I recognize that as a National Semiconductor schematic.

In a BJT, Ic≈Ie=Is*(e^(Vbe/Vt)-1)), the well-known diode equation.
For Ic>>Is, Ic≈Is*e^(Vbe/Vt)
Ic/Is=e^(Vbe/Vt)
Taking the log of both sides,
Vbe/Vt=ln(Ic/Is)

In the attached schematic,
V(A)=Vbias-Vt*ln(I1/Is)
V(B)=Vbias-Vt*ln(I1/Is)-Vt*ln(I2/Is)
V(C)=Vbias-Vt*ln(I3/Is)
Vbe4=V(C)-V(B)
substituting,
Vbe4=Vbias-Vt*ln(I3/Is)-(Vbias-Vt*ln(I1/Is)-Vt*ln(I2/Is))
simplifying,
Vbe4=Vt*(ln(I1/Is)+ln(I2/Is)-ln(I3/Is))
Vbe4=Vt*ln(I1*I2/(I3*Is))

From the diode equation,
I4≈Is*e^(Vt*ln(I1*I2/(I3*Is))/Vt)

# [DATA EXCERPT]
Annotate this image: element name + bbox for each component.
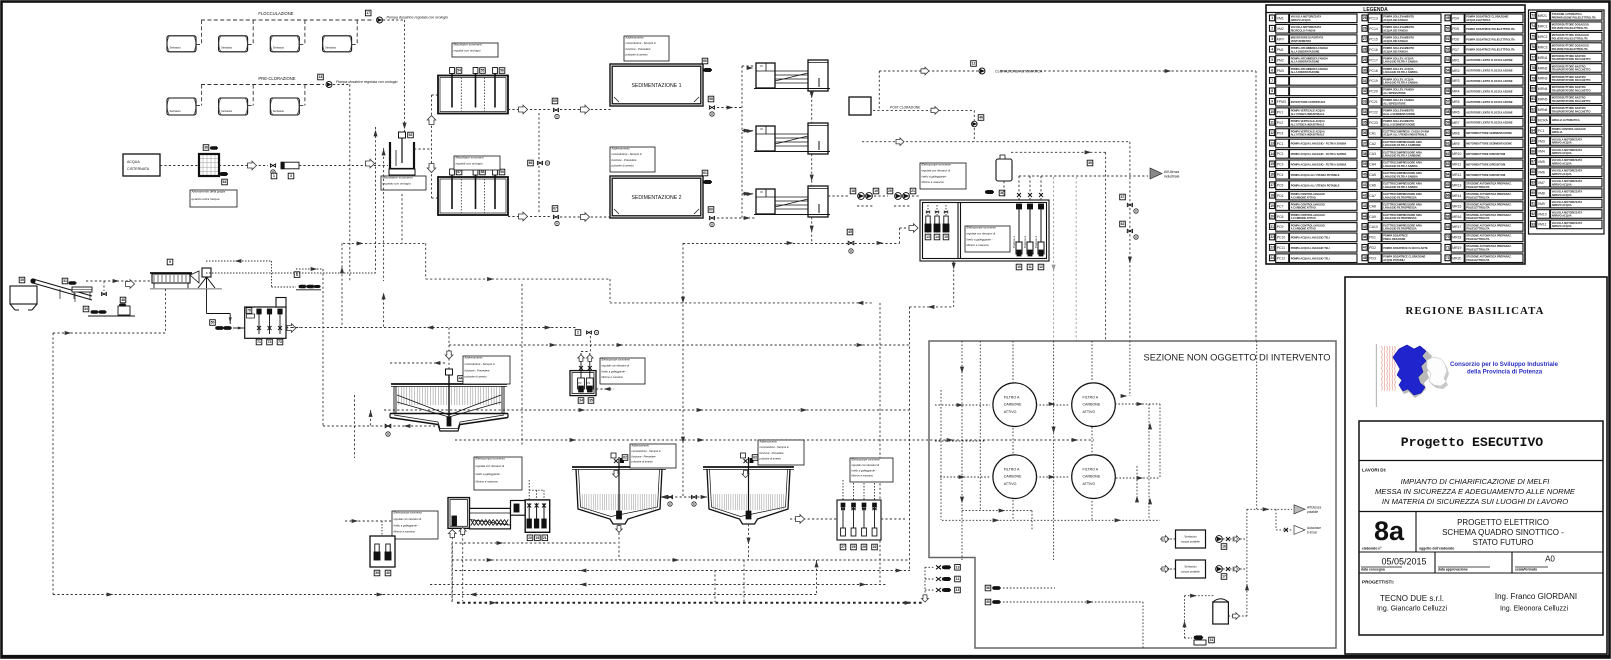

# [TASKS AND EXERCISES]
• a. Which company's schematic does the BJT derivation say this is?
• b. Please sum up the BJT derivation in two sentences.

# [SOLUTIONS TO THE TASKS]
• a. National Semiconductor.

• b. Starting from the diode equation for a BJT and assuming Ic is much larger than Is, the derivation takes the log of both sides to get Vbe/Vt=ln(Ic/Is). It applies this to voltages A, B and C in the attached schematic, takes Vbe4 as V(C)-V(B), and simplifies to Vbe4=Vt*ln(I1*I2/(I3*Is)) before turning back to the diode equation to express I4.